First off major props to City Weekly’s, Scott Renshaw for writing this cover story on the local comedy scene. Otherwise I never would have discovered the wonder of open mic nights at The Complex.
Every Tuesday night a local crew of comics show up with notebooks, pens and smart phones to try and make each other laugh. Apparently family and friends like to come too for moral support. Last Tuesday, Andrew and I made our first appearance as difficult to please audience members. (I’m hypercritical, luckily for me and the comics, Andrew is not.)
After a lot of searching on the terrible Complex website, I concluded we could roll in around eight and not miss a thing.
Turns out after a brief chat with the bartender, Buck, I was sort of right.
According the the keeper of the alcohol, Tuesday usually follow a slow arrival from about 7:30 to 8-ish as everyone drifts in from their day jobs. The show will start some time between 8 and 8:30 p.m., each comic is given five minutes to perform with the night wrapping up around 10 p.m.
From what I saw this was pretty much exactly what happened. We pulled up to the warehouse-cum-venue thrilled to see people there around 7:45. After a quick ID check, we walked past neon lighting into a cell of a room with a tiny corner stage bearing a single microphone and a bar with a lonely bartender. We chatted with Buck, got our drinks and sat. Shortly the room filled with a mostly late 20s to early 30s crowd of anxious would-be performers. A few older people were sprinkled in the crowd, later to be called out as parents of souls braver than mine.
- - -
JOB 1>
In the open mic night text, write out the stretch from "After a lot" through "sort of right." again, changing "bartender" to "barkeep".
JOB 2>
According to the open mic night text, how long does each comic get to perform?
JOB 3>
What does the open mic night text say the comics bring with them on Tuesday nights? List every item.
- - -
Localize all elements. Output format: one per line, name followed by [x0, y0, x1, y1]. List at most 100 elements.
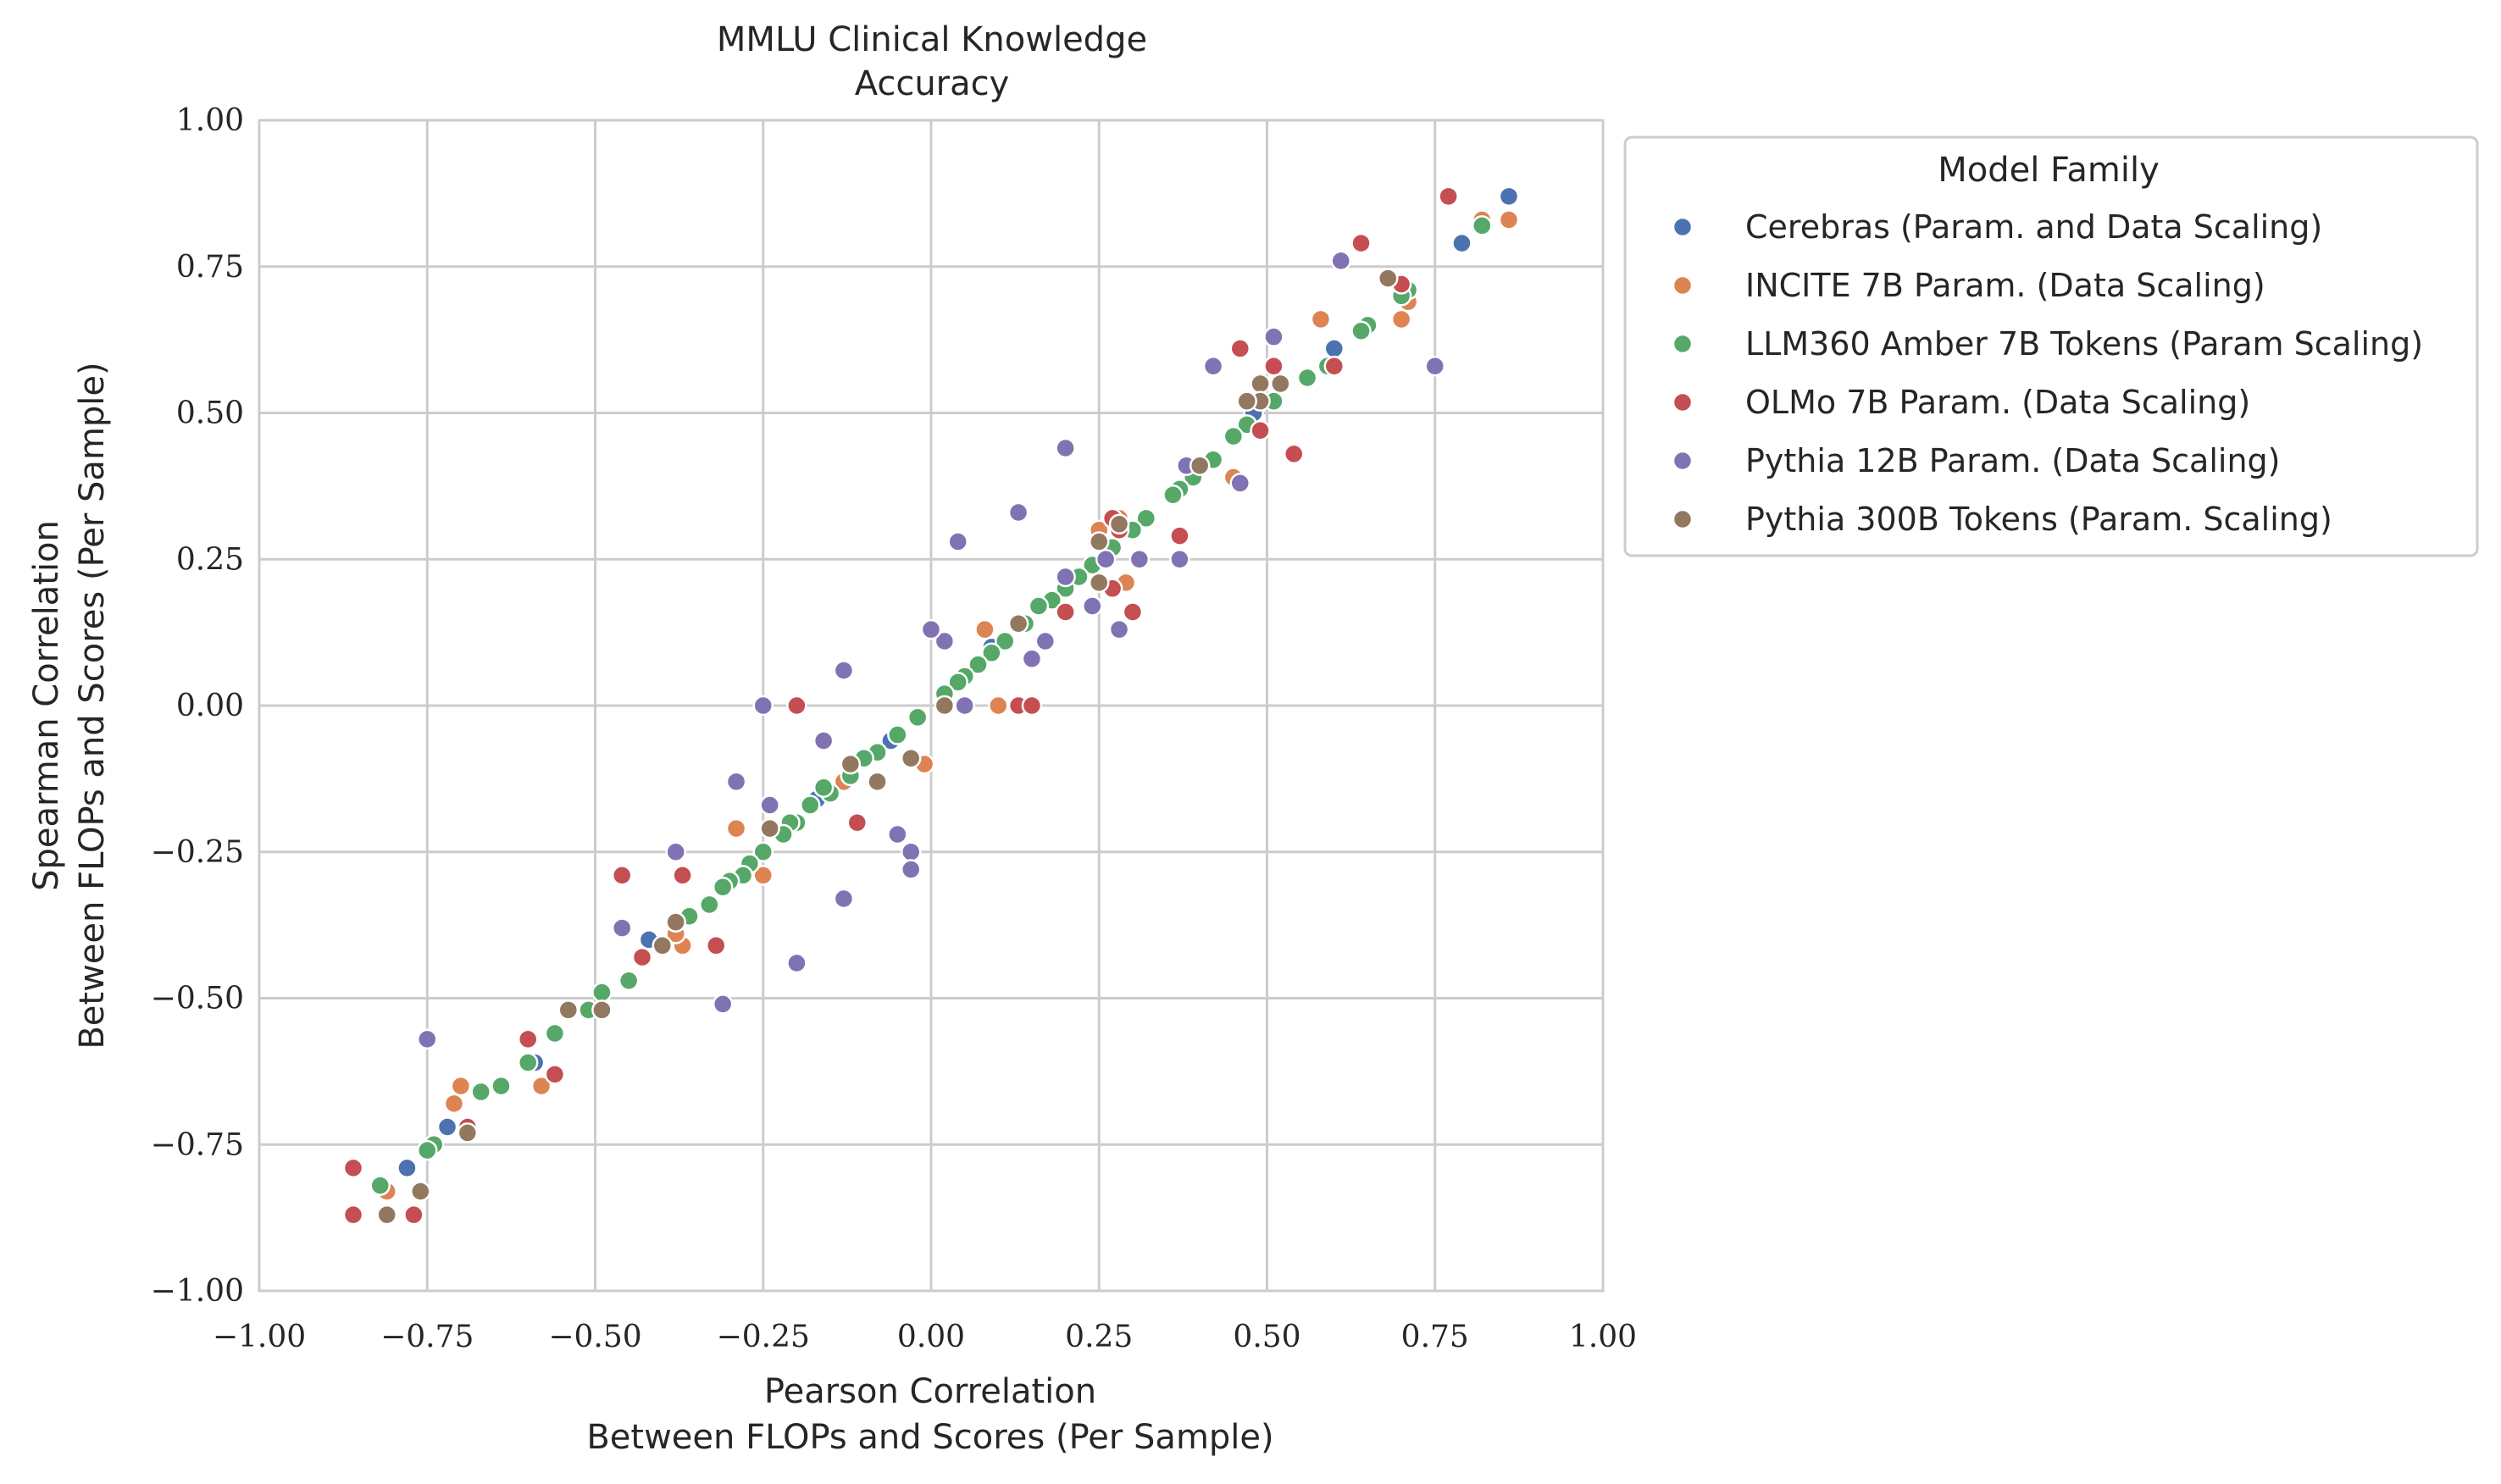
- data-point: [786, 695, 807, 717]
- x-tick-label: −0.25: [717, 1320, 810, 1354]
- x-tick-label: −0.75: [380, 1320, 474, 1354]
- legend-label: LLM360 Amber 7B Tokens (Param Scaling): [1745, 325, 2423, 363]
- y-tick-label: 0.25: [176, 542, 244, 577]
- legend-marker: [1672, 216, 1694, 238]
- legend-marker: [1672, 274, 1694, 296]
- data-point: [1108, 618, 1130, 640]
- data-point: [1250, 419, 1271, 441]
- data-point: [1055, 437, 1076, 459]
- data-point: [1089, 531, 1110, 552]
- legend-label: Pythia 300B Tokens (Param. Scaling): [1745, 501, 2332, 538]
- legend-frame: [1623, 136, 2479, 557]
- data-point: [631, 946, 653, 968]
- data-point: [591, 999, 613, 1021]
- data-point: [491, 1075, 512, 1097]
- data-point: [1323, 355, 1345, 377]
- y-tick-label: 0.75: [176, 250, 244, 285]
- data-point: [846, 811, 868, 833]
- data-points: [342, 186, 1520, 1226]
- legend-title: Model Family: [1938, 151, 2160, 190]
- data-point: [1424, 355, 1445, 377]
- data-point: [1438, 186, 1459, 208]
- data-point: [1034, 630, 1056, 652]
- x-tick-label: 1.00: [1569, 1320, 1637, 1354]
- y-axis-title-line-1: Spearman Correlation: [27, 520, 66, 891]
- data-point: [712, 994, 734, 1015]
- data-point: [417, 1028, 438, 1050]
- data-point: [994, 630, 1016, 652]
- data-point: [786, 952, 807, 974]
- legend-label: INCITE 7B Param. (Data Scaling): [1745, 267, 2265, 304]
- data-point: [1122, 601, 1144, 623]
- data-point: [812, 730, 835, 751]
- data-point: [665, 841, 686, 862]
- chart-title-line-1: MMLU Clinical Knowledge: [717, 20, 1147, 59]
- data-point: [530, 1075, 552, 1097]
- data-point: [759, 795, 780, 816]
- data-point: [1323, 338, 1345, 359]
- data-point: [981, 642, 1002, 664]
- data-point: [1007, 501, 1029, 523]
- data-point: [342, 1204, 364, 1226]
- data-point: [1451, 232, 1472, 254]
- data-point: [725, 817, 747, 839]
- data-point: [887, 724, 908, 745]
- data-point: [1472, 215, 1493, 236]
- legend-label: OLMo 7B Param. (Data Scaling): [1745, 384, 2250, 421]
- data-point: [1169, 549, 1190, 570]
- x-tick-label: 0.25: [1065, 1320, 1133, 1354]
- y-tick-label: 0.50: [176, 396, 244, 431]
- data-point: [1089, 572, 1110, 594]
- data-point: [1263, 355, 1284, 377]
- data-point: [544, 1064, 566, 1085]
- legend-marker: [1672, 508, 1694, 530]
- data-point: [618, 970, 640, 992]
- data-point: [443, 1093, 465, 1115]
- plot-area-frame: [258, 119, 1605, 1293]
- data-point: [988, 695, 1009, 717]
- y-tick-label: −1.00: [151, 1274, 244, 1309]
- data-point: [812, 777, 835, 798]
- data-point: [1229, 338, 1251, 359]
- data-point: [1007, 613, 1029, 634]
- data-point: [907, 706, 929, 728]
- x-tick-label: −0.50: [548, 1320, 641, 1354]
- data-point: [1283, 443, 1305, 465]
- data-point: [1021, 695, 1043, 717]
- data-point: [833, 888, 855, 910]
- data-point: [752, 865, 774, 886]
- data-point: [920, 618, 942, 640]
- x-tick-label: 0.75: [1401, 1320, 1469, 1354]
- data-point: [934, 695, 956, 717]
- y-axis-tick-labels: −1.00 −0.75 −0.50 −0.25 0.00 0.25 0.50 0.75 1.00: [151, 103, 244, 1309]
- data-point: [1169, 525, 1190, 546]
- data-point: [1229, 473, 1251, 494]
- data-point: [1498, 209, 1520, 230]
- data-point: [947, 531, 968, 552]
- data-point: [557, 999, 580, 1021]
- data-point: [900, 841, 922, 862]
- data-point: [705, 935, 727, 956]
- x-tick-label: 0.50: [1233, 1320, 1300, 1354]
- x-tick-label: −1.00: [213, 1320, 306, 1354]
- data-point: [1498, 186, 1520, 208]
- data-point: [436, 1116, 458, 1138]
- data-point: [800, 795, 821, 816]
- data-point: [611, 865, 633, 886]
- legend: Model Family Cerebras (Param. and Data S…: [1623, 136, 2479, 557]
- data-point: [470, 1081, 491, 1103]
- data-point: [611, 917, 633, 939]
- legend-marker: [1672, 391, 1694, 413]
- data-point: [752, 695, 774, 717]
- data-point: [1390, 308, 1412, 330]
- data-point: [947, 672, 968, 693]
- data-point: [450, 1075, 472, 1097]
- data-point: [396, 1157, 418, 1179]
- data-point: [1021, 648, 1043, 669]
- y-tick-label: 1.00: [176, 103, 244, 138]
- data-point: [1189, 455, 1211, 476]
- y-axis-title-line-2: Between FLOPs and Scores (Per Sample): [73, 362, 112, 1049]
- data-point: [517, 1028, 539, 1050]
- data-point: [1377, 268, 1399, 289]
- - -
FULL SOLUTION 1>
After a lot of searching on the terrible Complex website, I concluded we could roll in around eight and not miss a thing.
Turns out after a brief chat with the barkeep, Buck, I was sort of right.

FULL SOLUTION 2>
Five minutes.

FULL SOLUTION 3>
Notebooks, pens, smart phones